Short exercise:
Return each line of the listing below, unchanged, and omit the images.

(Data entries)
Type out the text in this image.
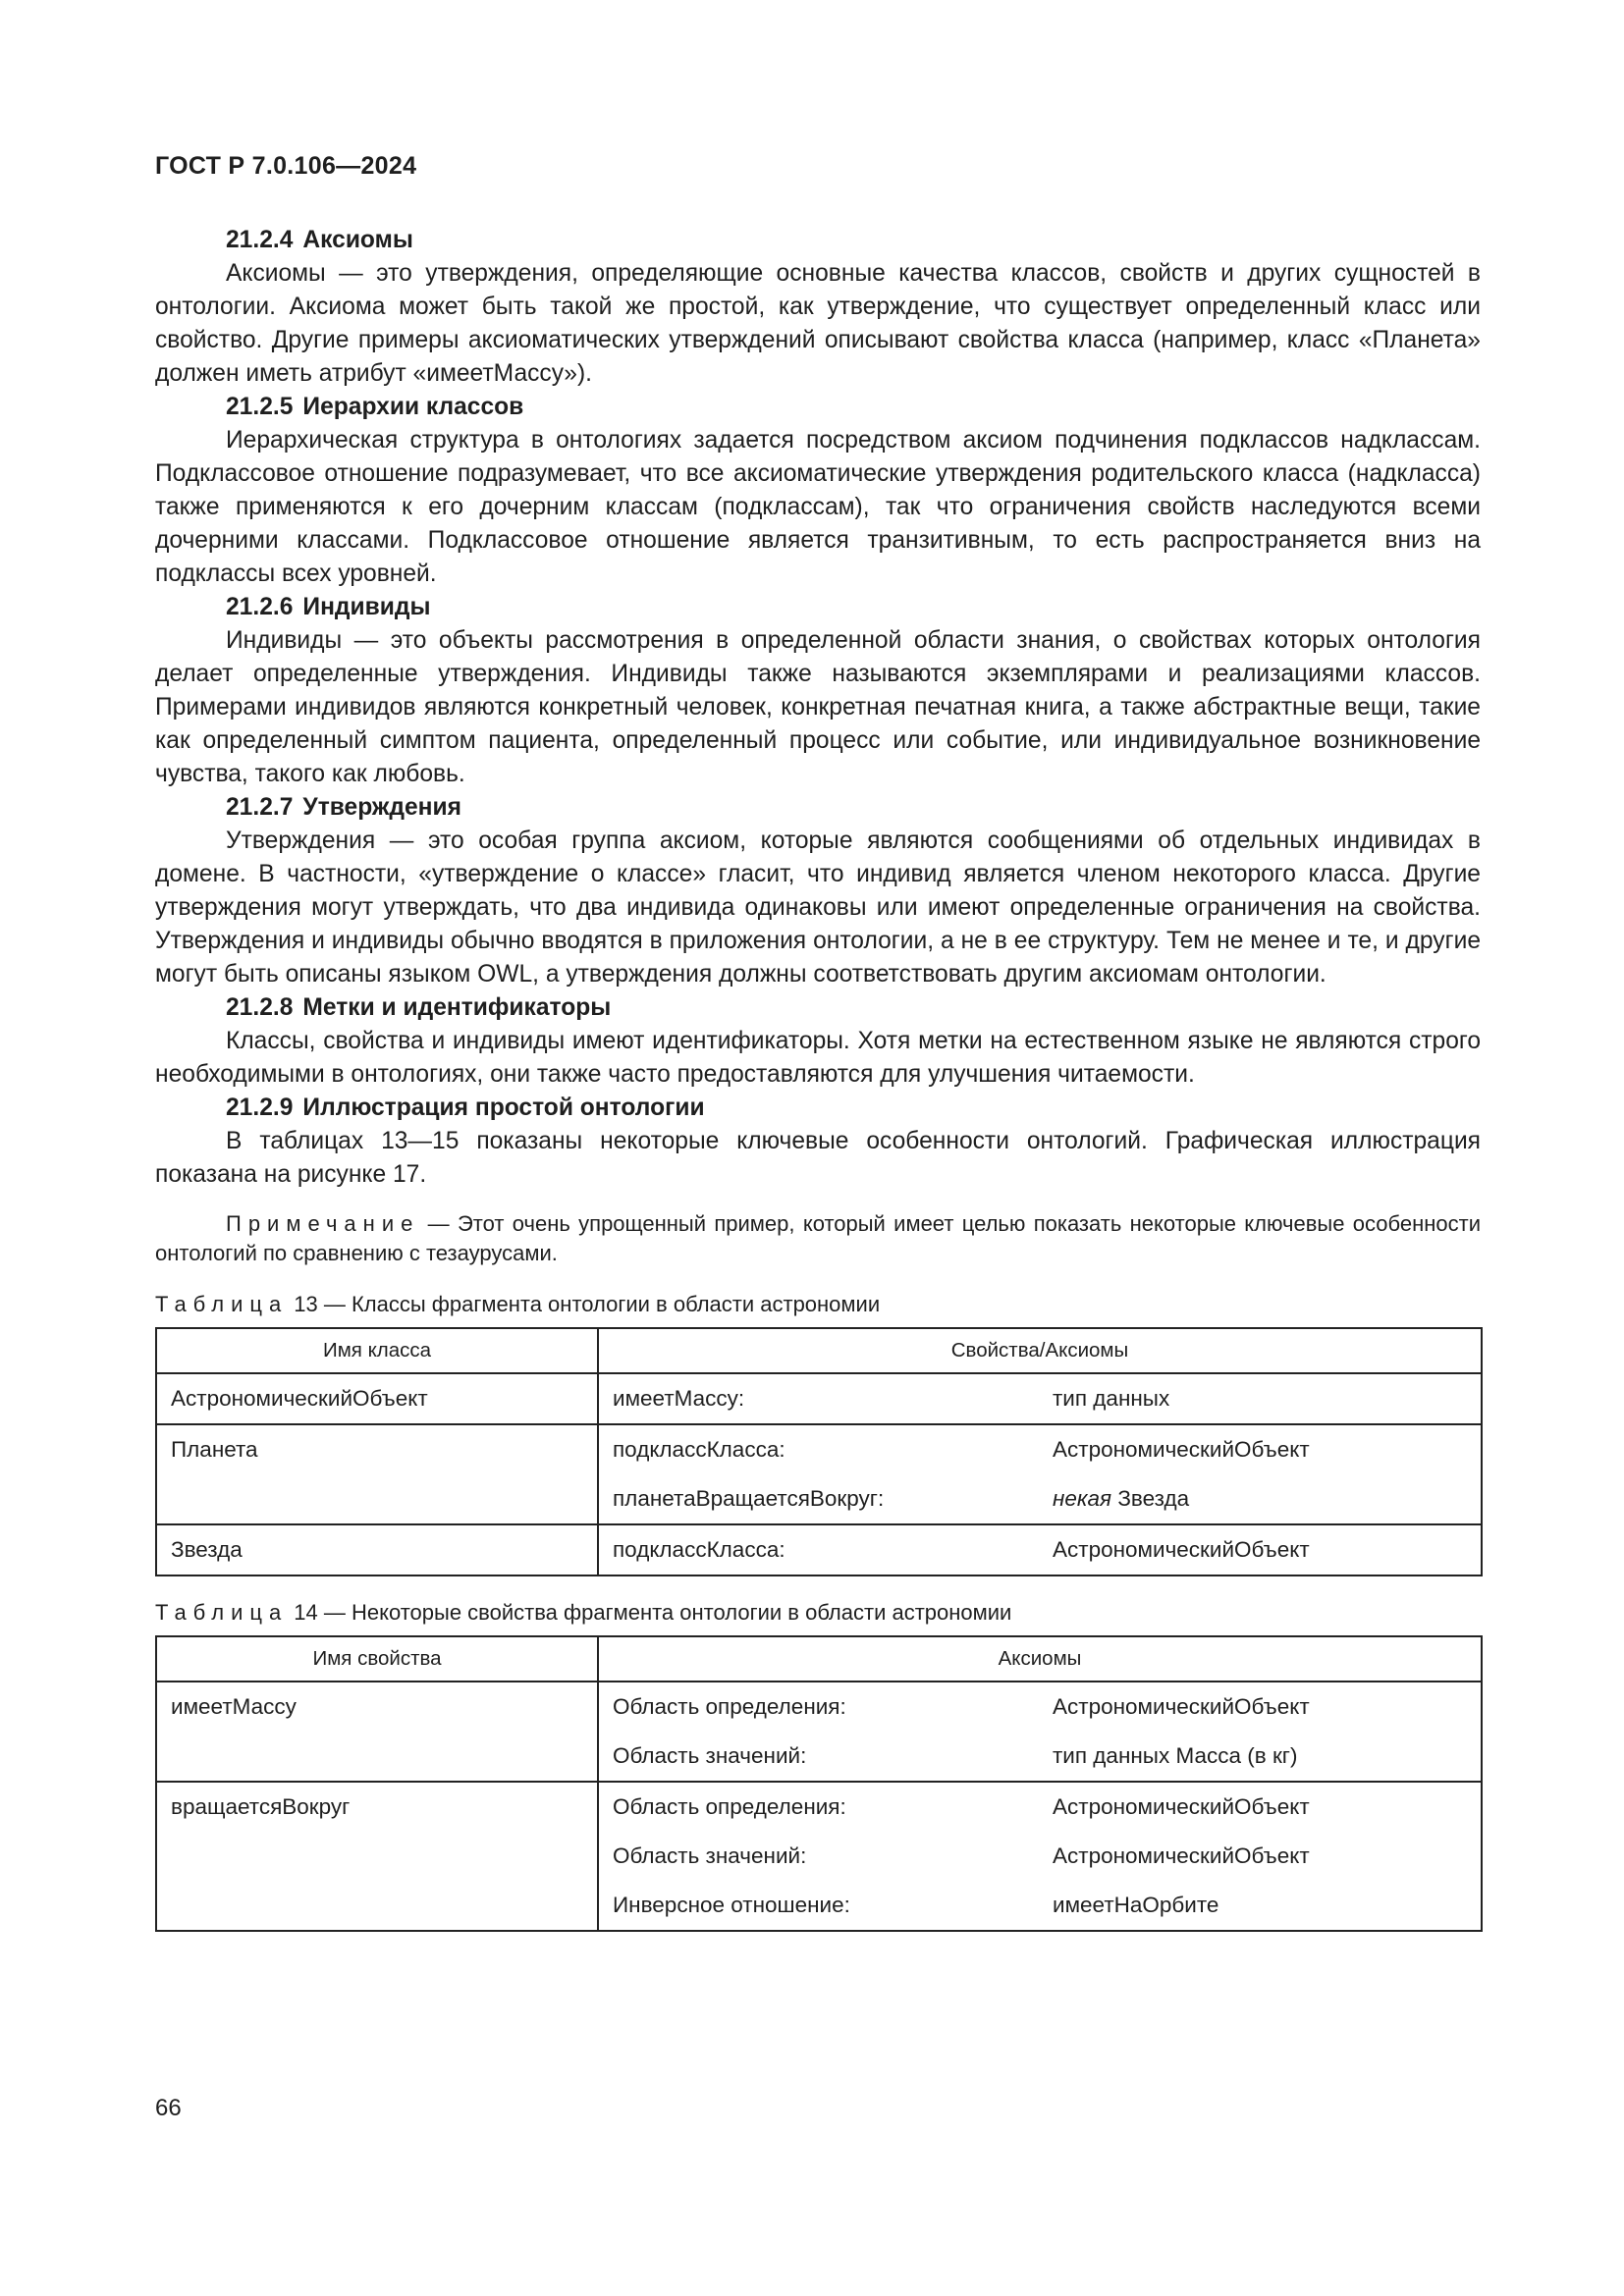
ГОСТ Р 7.0.106—2024
21.2.4 Аксиомы

Аксиомы — это утверждения, определяющие основные качества классов, свойств и других сущностей в онтологии. Аксиома может быть такой же простой, как утверждение, что существует определенный класс или свойство. Другие примеры аксиоматических утверждений описывают свойства класса (например, класс «Планета» должен иметь атрибут «имеетМассу»).

21.2.5 Иерархии классов

Иерархическая структура в онтологиях задается посредством аксиом подчинения подклассов надклассам. Подклассовое отношение подразумевает, что все аксиоматические утверждения родительского класса (надкласса) также применяются к его дочерним классам (подклассам), так что ограничения свойств наследуются всеми дочерними классами. Подклассовое отношение является транзитивным, то есть распространяется вниз на подклассы всех уровней.

21.2.6 Индивиды

Индивиды — это объекты рассмотрения в определенной области знания, о свойствах которых онтология делает определенные утверждения. Индивиды также называются экземплярами и реализациями классов. Примерами индивидов являются конкретный человек, конкретная печатная книга, а также абстрактные вещи, такие как определенный симптом пациента, определенный процесс или событие, или индивидуальное возникновение чувства, такого как любовь.

21.2.7 Утверждения

Утверждения — это особая группа аксиом, которые являются сообщениями об отдельных индивидах в домене. В частности, «утверждение о классе» гласит, что индивид является членом некоторого класса. Другие утверждения могут утверждать, что два индивида одинаковы или имеют определенные ограничения на свойства. Утверждения и индивиды обычно вводятся в приложения онтологии, а не в ее структуру. Тем не менее и те, и другие могут быть описаны языком OWL, а утверждения должны соответствовать другим аксиомам онтологии.

21.2.8 Метки и идентификаторы

Классы, свойства и индивиды имеют идентификаторы. Хотя метки на естественном языке не являются строго необходимыми в онтологиях, они также часто предоставляются для улучшения читаемости.

21.2.9 Иллюстрация простой онтологии

В таблицах 13—15 показаны некоторые ключевые особенности онтологий. Графическая иллюстрация показана на рисунке 17.

Примечание — Этот очень упрощенный пример, который имеет целью показать некоторые ключевые особенности онтологий по сравнению с тезаурусами.
Таблица 13 — Классы фрагмента онтологии в области астрономии
Имя класса	Свойства/Аксиомы	
АстрономическийОбъект	имеетМассу:	тип данных
Планета	подклассКласса:	АстрономическийОбъект
	планетаВращаетсяВокруг:	некая Звезда
Звезда	подклассКласса:	АстрономическийОбъект
Таблица 14 — Некоторые свойства фрагмента онтологии в области астрономии
Имя свойства	Аксиомы	
имеетМассу	Область определения:	АстрономическийОбъект
	Область значений:	тип данных Масса (в кг)
вращаетсяВокруг	Область определения:	АстрономическийОбъект
	Область значений:	АстрономическийОбъект
	Инверсное отношение:	имеетНаОрбите
66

Right answer:
Type out the text in this image.
ГОСТ Р 7.0.106—2024
21.2.4 Аксиомы

Аксиомы — это утверждения, определяющие основные качества классов, свойств и других сущностей в онтологии. Аксиома может быть такой же простой, как утверждение, что существует определенный класс или свойство. Другие примеры аксиоматических утверждений описывают свойства класса (например, класс «Планета» должен иметь атрибут «имеетМассу»).

21.2.5 Иерархии классов

Иерархическая структура в онтологиях задается посредством аксиом подчинения подклассов надклассам. Подклассовое отношение подразумевает, что все аксиоматические утверждения родительского класса (надкласса) также применяются к его дочерним классам (подклассам), так что ограничения свойств наследуются всеми дочерними классами. Подклассовое отношение является транзитивным, то есть распространяется вниз на подклассы всех уровней.

21.2.6 Индивиды

Индивиды — это объекты рассмотрения в определенной области знания, о свойствах которых онтология делает определенные утверждения. Индивиды также называются экземплярами и реализациями классов. Примерами индивидов являются конкретный человек, конкретная печатная книга, а также абстрактные вещи, такие как определенный симптом пациента, определенный процесс или событие, или индивидуальное возникновение чувства, такого как любовь.

21.2.7 Утверждения

Утверждения — это особая группа аксиом, которые являются сообщениями об отдельных индивидах в домене. В частности, «утверждение о классе» гласит, что индивид является членом некоторого класса. Другие утверждения могут утверждать, что два индивида одинаковы или имеют определенные ограничения на свойства. Утверждения и индивиды обычно вводятся в приложения онтологии, а не в ее структуру. Тем не менее и те, и другие могут быть описаны языком OWL, а утверждения должны соответствовать другим аксиомам онтологии.

21.2.8 Метки и идентификаторы

Классы, свойства и индивиды имеют идентификаторы. Хотя метки на естественном языке не являются строго необходимыми в онтологиях, они также часто предоставляются для улучшения читаемости.

21.2.9 Иллюстрация простой онтологии

В таблицах 13—15 показаны некоторые ключевые особенности онтологий. Графическая иллюстрация показана на рисунке 17.

Примечание — Этот очень упрощенный пример, который имеет целью показать некоторые ключевые особенности онтологий по сравнению с тезаурусами.
Таблица 13 — Классы фрагмента онтологии в области астрономии
Имя класса	Свойства/Аксиомы	
АстрономическийОбъект	имеетМассу:	тип данных
Планета	подклассКласса:	АстрономическийОбъект
	планетаВращаетсяВокруг:	некая Звезда
Звезда	подклассКласса:	АстрономическийОбъект
Таблица 14 — Некоторые свойства фрагмента онтологии в области астрономии
Имя свойства	Аксиомы	
имеетМассу	Область определения:	АстрономическийОбъект
	Область значений:	тип данных Масса (в кг)
вращаетсяВокруг	Область определения:	АстрономическийОбъект
	Область значений:	АстрономическийОбъект
	Инверсное отношение:	имеетНаОрбите
66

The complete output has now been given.